>> BEGIN Raw data

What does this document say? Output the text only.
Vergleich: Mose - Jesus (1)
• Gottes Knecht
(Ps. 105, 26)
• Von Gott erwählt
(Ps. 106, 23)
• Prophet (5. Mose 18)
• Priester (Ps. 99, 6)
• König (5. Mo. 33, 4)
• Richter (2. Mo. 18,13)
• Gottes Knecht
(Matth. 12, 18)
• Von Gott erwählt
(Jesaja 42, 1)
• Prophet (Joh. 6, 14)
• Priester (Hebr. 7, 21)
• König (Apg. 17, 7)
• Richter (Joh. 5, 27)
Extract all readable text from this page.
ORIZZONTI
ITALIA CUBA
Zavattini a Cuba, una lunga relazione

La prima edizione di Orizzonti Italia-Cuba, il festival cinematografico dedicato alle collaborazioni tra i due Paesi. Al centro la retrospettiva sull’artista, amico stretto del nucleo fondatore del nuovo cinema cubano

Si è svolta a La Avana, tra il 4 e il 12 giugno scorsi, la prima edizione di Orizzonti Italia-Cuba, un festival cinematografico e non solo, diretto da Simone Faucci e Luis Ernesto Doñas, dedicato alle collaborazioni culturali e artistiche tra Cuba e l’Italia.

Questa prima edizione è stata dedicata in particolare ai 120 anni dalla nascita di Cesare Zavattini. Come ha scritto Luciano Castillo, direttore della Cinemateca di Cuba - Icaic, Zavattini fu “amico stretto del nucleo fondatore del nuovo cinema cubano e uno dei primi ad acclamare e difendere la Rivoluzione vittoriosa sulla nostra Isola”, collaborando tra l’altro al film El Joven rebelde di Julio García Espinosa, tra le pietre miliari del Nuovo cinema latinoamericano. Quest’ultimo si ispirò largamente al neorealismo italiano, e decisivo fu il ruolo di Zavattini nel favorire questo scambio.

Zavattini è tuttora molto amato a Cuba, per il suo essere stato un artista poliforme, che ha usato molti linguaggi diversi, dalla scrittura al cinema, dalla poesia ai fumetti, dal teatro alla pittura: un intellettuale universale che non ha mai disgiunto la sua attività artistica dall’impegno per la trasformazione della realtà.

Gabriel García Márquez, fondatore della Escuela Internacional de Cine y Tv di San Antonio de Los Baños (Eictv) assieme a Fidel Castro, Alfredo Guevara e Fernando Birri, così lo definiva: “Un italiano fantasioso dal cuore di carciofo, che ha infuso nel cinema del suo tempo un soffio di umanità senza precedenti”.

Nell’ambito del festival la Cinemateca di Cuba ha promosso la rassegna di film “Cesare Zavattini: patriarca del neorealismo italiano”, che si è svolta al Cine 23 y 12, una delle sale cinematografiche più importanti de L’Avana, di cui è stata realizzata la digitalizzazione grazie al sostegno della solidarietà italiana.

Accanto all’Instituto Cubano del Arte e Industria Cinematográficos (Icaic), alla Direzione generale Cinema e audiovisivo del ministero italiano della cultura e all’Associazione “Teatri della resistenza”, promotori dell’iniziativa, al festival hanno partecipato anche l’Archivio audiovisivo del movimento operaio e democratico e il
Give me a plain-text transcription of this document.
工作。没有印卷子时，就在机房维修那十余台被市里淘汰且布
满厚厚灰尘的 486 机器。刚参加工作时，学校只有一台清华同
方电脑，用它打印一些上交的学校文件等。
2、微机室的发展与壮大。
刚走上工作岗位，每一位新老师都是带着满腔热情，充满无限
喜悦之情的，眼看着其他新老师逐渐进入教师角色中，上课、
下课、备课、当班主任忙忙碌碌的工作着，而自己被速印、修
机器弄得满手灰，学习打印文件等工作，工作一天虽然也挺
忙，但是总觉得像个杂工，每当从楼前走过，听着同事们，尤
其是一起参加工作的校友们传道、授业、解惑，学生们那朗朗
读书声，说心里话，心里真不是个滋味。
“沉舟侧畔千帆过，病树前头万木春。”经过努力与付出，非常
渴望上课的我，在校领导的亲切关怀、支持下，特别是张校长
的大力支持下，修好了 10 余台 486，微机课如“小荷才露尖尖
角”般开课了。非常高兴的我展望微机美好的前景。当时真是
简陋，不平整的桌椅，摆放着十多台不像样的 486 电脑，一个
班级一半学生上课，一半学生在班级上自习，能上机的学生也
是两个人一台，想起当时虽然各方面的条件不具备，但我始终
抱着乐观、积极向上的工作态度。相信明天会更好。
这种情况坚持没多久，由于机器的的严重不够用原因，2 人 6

>> END Raw data

--- Short problem ---
Type out the entries again, word for word.

--- Exercise solution ---
What does this document say? Output the text only.
Vergleich: Mose - Jesus (1)
• Gottes Knecht
(Ps. 105, 26)
• Von Gott erwählt
(Ps. 106, 23)
• Prophet (5. Mose 18)
• Priester (Ps. 99, 6)
• König (5. Mo. 33, 4)
• Richter (2. Mo. 18,13)
• Gottes Knecht
(Matth. 12, 18)
• Von Gott erwählt
(Jesaja 42, 1)
• Prophet (Joh. 6, 14)
• Priester (Hebr. 7, 21)
• König (Apg. 17, 7)
• Richter (Joh. 5, 27)
Extract all readable text from this page.
ORIZZONTI
ITALIA CUBA
Zavattini a Cuba, una lunga relazione

La prima edizione di Orizzonti Italia-Cuba, il festival cinematografico dedicato alle collaborazioni tra i due Paesi. Al centro la retrospettiva sull’artista, amico stretto del nucleo fondatore del nuovo cinema cubano

Si è svolta a La Avana, tra il 4 e il 12 giugno scorsi, la prima edizione di Orizzonti Italia-Cuba, un festival cinematografico e non solo, diretto da Simone Faucci e Luis Ernesto Doñas, dedicato alle collaborazioni culturali e artistiche tra Cuba e l’Italia.

Questa prima edizione è stata dedicata in particolare ai 120 anni dalla nascita di Cesare Zavattini. Come ha scritto Luciano Castillo, direttore della Cinemateca di Cuba - Icaic, Zavattini fu “amico stretto del nucleo fondatore del nuovo cinema cubano e uno dei primi ad acclamare e difendere la Rivoluzione vittoriosa sulla nostra Isola”, collaborando tra l’altro al film El Joven rebelde di Julio García Espinosa, tra le pietre miliari del Nuovo cinema latinoamericano. Quest’ultimo si ispirò largamente al neorealismo italiano, e decisivo fu il ruolo di Zavattini nel favorire questo scambio.

Zavattini è tuttora molto amato a Cuba, per il suo essere stato un artista poliforme, che ha usato molti linguaggi diversi, dalla scrittura al cinema, dalla poesia ai fumetti, dal teatro alla pittura: un intellettuale universale che non ha mai disgiunto la sua attività artistica dall’impegno per la trasformazione della realtà.

Gabriel García Márquez, fondatore della Escuela Internacional de Cine y Tv di San Antonio de Los Baños (Eictv) assieme a Fidel Castro, Alfredo Guevara e Fernando Birri, così lo definiva: “Un italiano fantasioso dal cuore di carciofo, che ha infuso nel cinema del suo tempo un soffio di umanità senza precedenti”.

Nell’ambito del festival la Cinemateca di Cuba ha promosso la rassegna di film “Cesare Zavattini: patriarca del neorealismo italiano”, che si è svolta al Cine 23 y 12, una delle sale cinematografiche più importanti de L’Avana, di cui è stata realizzata la digitalizzazione grazie al sostegno della solidarietà italiana.

Accanto all’Instituto Cubano del Arte e Industria Cinematográficos (Icaic), alla Direzione generale Cinema e audiovisivo del ministero italiano della cultura e all’Associazione “Teatri della resistenza”, promotori dell’iniziativa, al festival hanno partecipato anche l’Archivio audiovisivo del movimento operaio e democratico e il
Give me a plain-text transcription of this document.
工作。没有印卷子时，就在机房维修那十余台被市里淘汰且布
满厚厚灰尘的 486 机器。刚参加工作时，学校只有一台清华同
方电脑，用它打印一些上交的学校文件等。
2、微机室的发展与壮大。
刚走上工作岗位，每一位新老师都是带着满腔热情，充满无限
喜悦之情的，眼看着其他新老师逐渐进入教师角色中，上课、
下课、备课、当班主任忙忙碌碌的工作着，而自己被速印、修
机器弄得满手灰，学习打印文件等工作，工作一天虽然也挺
忙，但是总觉得像个杂工，每当从楼前走过，听着同事们，尤
其是一起参加工作的校友们传道、授业、解惑，学生们那朗朗
读书声，说心里话，心里真不是个滋味。
“沉舟侧畔千帆过，病树前头万木春。”经过努力与付出，非常
渴望上课的我，在校领导的亲切关怀、支持下，特别是张校长
的大力支持下，修好了 10 余台 486，微机课如“小荷才露尖尖
角”般开课了。非常高兴的我展望微机美好的前景。当时真是
简陋，不平整的桌椅，摆放着十多台不像样的 486 电脑，一个
班级一半学生上课，一半学生在班级上自习，能上机的学生也
是两个人一台，想起当时虽然各方面的条件不具备，但我始终
抱着乐观、积极向上的工作态度。相信明天会更好。
这种情况坚持没多久，由于机器的的严重不够用原因，2 人 6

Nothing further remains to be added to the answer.